Directive> The records that follow need to be output exactly as they are.

(Extracted data entries)
※ ※ ※
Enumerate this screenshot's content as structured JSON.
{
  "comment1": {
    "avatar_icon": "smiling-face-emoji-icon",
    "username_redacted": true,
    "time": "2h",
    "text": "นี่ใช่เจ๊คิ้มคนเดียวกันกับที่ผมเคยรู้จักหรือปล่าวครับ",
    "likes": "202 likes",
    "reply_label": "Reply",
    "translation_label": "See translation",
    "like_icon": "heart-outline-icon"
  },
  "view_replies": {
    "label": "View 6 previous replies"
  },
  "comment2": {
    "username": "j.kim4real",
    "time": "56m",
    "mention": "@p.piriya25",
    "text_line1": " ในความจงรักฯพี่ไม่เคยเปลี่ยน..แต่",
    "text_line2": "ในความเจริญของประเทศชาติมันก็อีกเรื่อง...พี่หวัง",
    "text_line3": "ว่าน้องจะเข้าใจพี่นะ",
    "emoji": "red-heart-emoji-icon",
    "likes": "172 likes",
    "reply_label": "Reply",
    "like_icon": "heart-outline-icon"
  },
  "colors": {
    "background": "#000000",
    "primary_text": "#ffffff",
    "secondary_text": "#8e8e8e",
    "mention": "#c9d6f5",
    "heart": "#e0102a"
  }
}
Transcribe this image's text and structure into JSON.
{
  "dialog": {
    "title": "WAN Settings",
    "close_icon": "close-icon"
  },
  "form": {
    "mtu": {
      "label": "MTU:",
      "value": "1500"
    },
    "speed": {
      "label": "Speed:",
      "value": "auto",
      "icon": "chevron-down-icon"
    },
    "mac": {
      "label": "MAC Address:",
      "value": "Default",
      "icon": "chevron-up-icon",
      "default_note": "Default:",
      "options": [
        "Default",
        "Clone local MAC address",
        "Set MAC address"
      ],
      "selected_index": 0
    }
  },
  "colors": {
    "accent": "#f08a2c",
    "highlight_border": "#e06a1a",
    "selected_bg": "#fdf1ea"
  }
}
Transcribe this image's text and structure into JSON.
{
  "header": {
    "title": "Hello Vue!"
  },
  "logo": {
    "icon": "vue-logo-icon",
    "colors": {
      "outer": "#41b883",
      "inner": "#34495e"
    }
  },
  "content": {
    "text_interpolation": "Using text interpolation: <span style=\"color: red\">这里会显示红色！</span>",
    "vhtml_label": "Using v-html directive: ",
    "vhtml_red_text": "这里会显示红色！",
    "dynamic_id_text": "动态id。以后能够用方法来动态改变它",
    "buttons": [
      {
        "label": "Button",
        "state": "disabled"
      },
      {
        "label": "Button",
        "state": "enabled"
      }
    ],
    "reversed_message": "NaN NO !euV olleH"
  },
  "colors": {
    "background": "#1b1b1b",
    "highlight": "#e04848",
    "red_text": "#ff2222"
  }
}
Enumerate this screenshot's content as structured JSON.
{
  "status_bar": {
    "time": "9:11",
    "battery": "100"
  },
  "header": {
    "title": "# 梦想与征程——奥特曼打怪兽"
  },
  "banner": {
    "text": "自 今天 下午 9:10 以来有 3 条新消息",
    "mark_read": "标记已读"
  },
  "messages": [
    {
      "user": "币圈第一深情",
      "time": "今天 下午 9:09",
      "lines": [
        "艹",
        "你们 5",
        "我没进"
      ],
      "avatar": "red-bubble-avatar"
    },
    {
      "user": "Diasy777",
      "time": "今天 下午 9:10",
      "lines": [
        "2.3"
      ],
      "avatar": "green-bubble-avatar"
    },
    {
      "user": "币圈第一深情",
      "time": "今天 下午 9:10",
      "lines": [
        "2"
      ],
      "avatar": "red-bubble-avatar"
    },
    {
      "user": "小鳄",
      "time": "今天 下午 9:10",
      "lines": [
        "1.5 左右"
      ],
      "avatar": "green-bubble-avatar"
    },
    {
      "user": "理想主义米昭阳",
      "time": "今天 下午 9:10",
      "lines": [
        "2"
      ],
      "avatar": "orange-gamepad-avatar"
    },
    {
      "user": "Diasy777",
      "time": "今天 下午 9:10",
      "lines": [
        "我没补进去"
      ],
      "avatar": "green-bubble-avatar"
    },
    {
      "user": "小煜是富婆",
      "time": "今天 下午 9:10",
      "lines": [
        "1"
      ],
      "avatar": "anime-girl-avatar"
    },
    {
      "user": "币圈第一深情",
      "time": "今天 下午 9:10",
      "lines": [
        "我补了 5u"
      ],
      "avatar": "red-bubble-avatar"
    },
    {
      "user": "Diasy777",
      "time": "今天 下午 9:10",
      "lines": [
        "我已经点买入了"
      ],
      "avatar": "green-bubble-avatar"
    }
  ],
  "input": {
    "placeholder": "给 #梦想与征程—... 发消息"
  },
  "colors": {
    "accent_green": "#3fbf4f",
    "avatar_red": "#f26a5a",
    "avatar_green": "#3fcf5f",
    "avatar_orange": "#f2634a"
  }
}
※ ※ ※
Full output>
Enumerate this screenshot's content as structured JSON.
{
  "comment1": {
    "avatar_icon": "smiling-face-emoji-icon",
    "username_redacted": true,
    "time": "2h",
    "text": "นี่ใช่เจ๊คิ้มคนเดียวกันกับที่ผมเคยรู้จักหรือปล่าวครับ",
    "likes": "202 likes",
    "reply_label": "Reply",
    "translation_label": "See translation",
    "like_icon": "heart-outline-icon"
  },
  "view_replies": {
    "label": "View 6 previous replies"
  },
  "comment2": {
    "username": "j.kim4real",
    "time": "56m",
    "mention": "@p.piriya25",
    "text_line1": " ในความจงรักฯพี่ไม่เคยเปลี่ยน..แต่",
    "text_line2": "ในความเจริญของประเทศชาติมันก็อีกเรื่อง...พี่หวัง",
    "text_line3": "ว่าน้องจะเข้าใจพี่นะ",
    "emoji": "red-heart-emoji-icon",
    "likes": "172 likes",
    "reply_label": "Reply",
    "like_icon": "heart-outline-icon"
  },
  "colors": {
    "background": "#000000",
    "primary_text": "#ffffff",
    "secondary_text": "#8e8e8e",
    "mention": "#c9d6f5",
    "heart": "#e0102a"
  }
}
Transcribe this image's text and structure into JSON.
{
  "dialog": {
    "title": "WAN Settings",
    "close_icon": "close-icon"
  },
  "form": {
    "mtu": {
      "label": "MTU:",
      "value": "1500"
    },
    "speed": {
      "label": "Speed:",
      "value": "auto",
      "icon": "chevron-down-icon"
    },
    "mac": {
      "label": "MAC Address:",
      "value": "Default",
      "icon": "chevron-up-icon",
      "default_note": "Default:",
      "options": [
        "Default",
        "Clone local MAC address",
        "Set MAC address"
      ],
      "selected_index": 0
    }
  },
  "colors": {
    "accent": "#f08a2c",
    "highlight_border": "#e06a1a",
    "selected_bg": "#fdf1ea"
  }
}
Transcribe this image's text and structure into JSON.
{
  "header": {
    "title": "Hello Vue!"
  },
  "logo": {
    "icon": "vue-logo-icon",
    "colors": {
      "outer": "#41b883",
      "inner": "#34495e"
    }
  },
  "content": {
    "text_interpolation": "Using text interpolation: <span style=\"color: red\">这里会显示红色！</span>",
    "vhtml_label": "Using v-html directive: ",
    "vhtml_red_text": "这里会显示红色！",
    "dynamic_id_text": "动态id。以后能够用方法来动态改变它",
    "buttons": [
      {
        "label": "Button",
        "state": "disabled"
      },
      {
        "label": "Button",
        "state": "enabled"
      }
    ],
    "reversed_message": "NaN NO !euV olleH"
  },
  "colors": {
    "background": "#1b1b1b",
    "highlight": "#e04848",
    "red_text": "#ff2222"
  }
}
Enumerate this screenshot's content as structured JSON.
{
  "status_bar": {
    "time": "9:11",
    "battery": "100"
  },
  "header": {
    "title": "# 梦想与征程——奥特曼打怪兽"
  },
  "banner": {
    "text": "自 今天 下午 9:10 以来有 3 条新消息",
    "mark_read": "标记已读"
  },
  "messages": [
    {
      "user": "币圈第一深情",
      "time": "今天 下午 9:09",
      "lines": [
        "艹",
        "你们 5",
        "我没进"
      ],
      "avatar": "red-bubble-avatar"
    },
    {
      "user": "Diasy777",
      "time": "今天 下午 9:10",
      "lines": [
        "2.3"
      ],
      "avatar": "green-bubble-avatar"
    },
    {
      "user": "币圈第一深情",
      "time": "今天 下午 9:10",
      "lines": [
        "2"
      ],
      "avatar": "red-bubble-avatar"
    },
    {
      "user": "小鳄",
      "time": "今天 下午 9:10",
      "lines": [
        "1.5 左右"
      ],
      "avatar": "green-bubble-avatar"
    },
    {
      "user": "理想主义米昭阳",
      "time": "今天 下午 9:10",
      "lines": [
        "2"
      ],
      "avatar": "orange-gamepad-avatar"
    },
    {
      "user": "Diasy777",
      "time": "今天 下午 9:10",
      "lines": [
        "我没补进去"
      ],
      "avatar": "green-bubble-avatar"
    },
    {
      "user": "小煜是富婆",
      "time": "今天 下午 9:10",
      "lines": [
        "1"
      ],
      "avatar": "anime-girl-avatar"
    },
    {
      "user": "币圈第一深情",
      "time": "今天 下午 9:10",
      "lines": [
        "我补了 5u"
      ],
      "avatar": "red-bubble-avatar"
    },
    {
      "user": "Diasy777",
      "time": "今天 下午 9:10",
      "lines": [
        "我已经点买入了"
      ],
      "avatar": "green-bubble-avatar"
    }
  ],
  "input": {
    "placeholder": "给 #梦想与征程—... 发消息"
  },
  "colors": {
    "accent_green": "#3fbf4f",
    "avatar_red": "#f26a5a",
    "avatar_green": "#3fcf5f",
    "avatar_orange": "#f2634a"
  }
}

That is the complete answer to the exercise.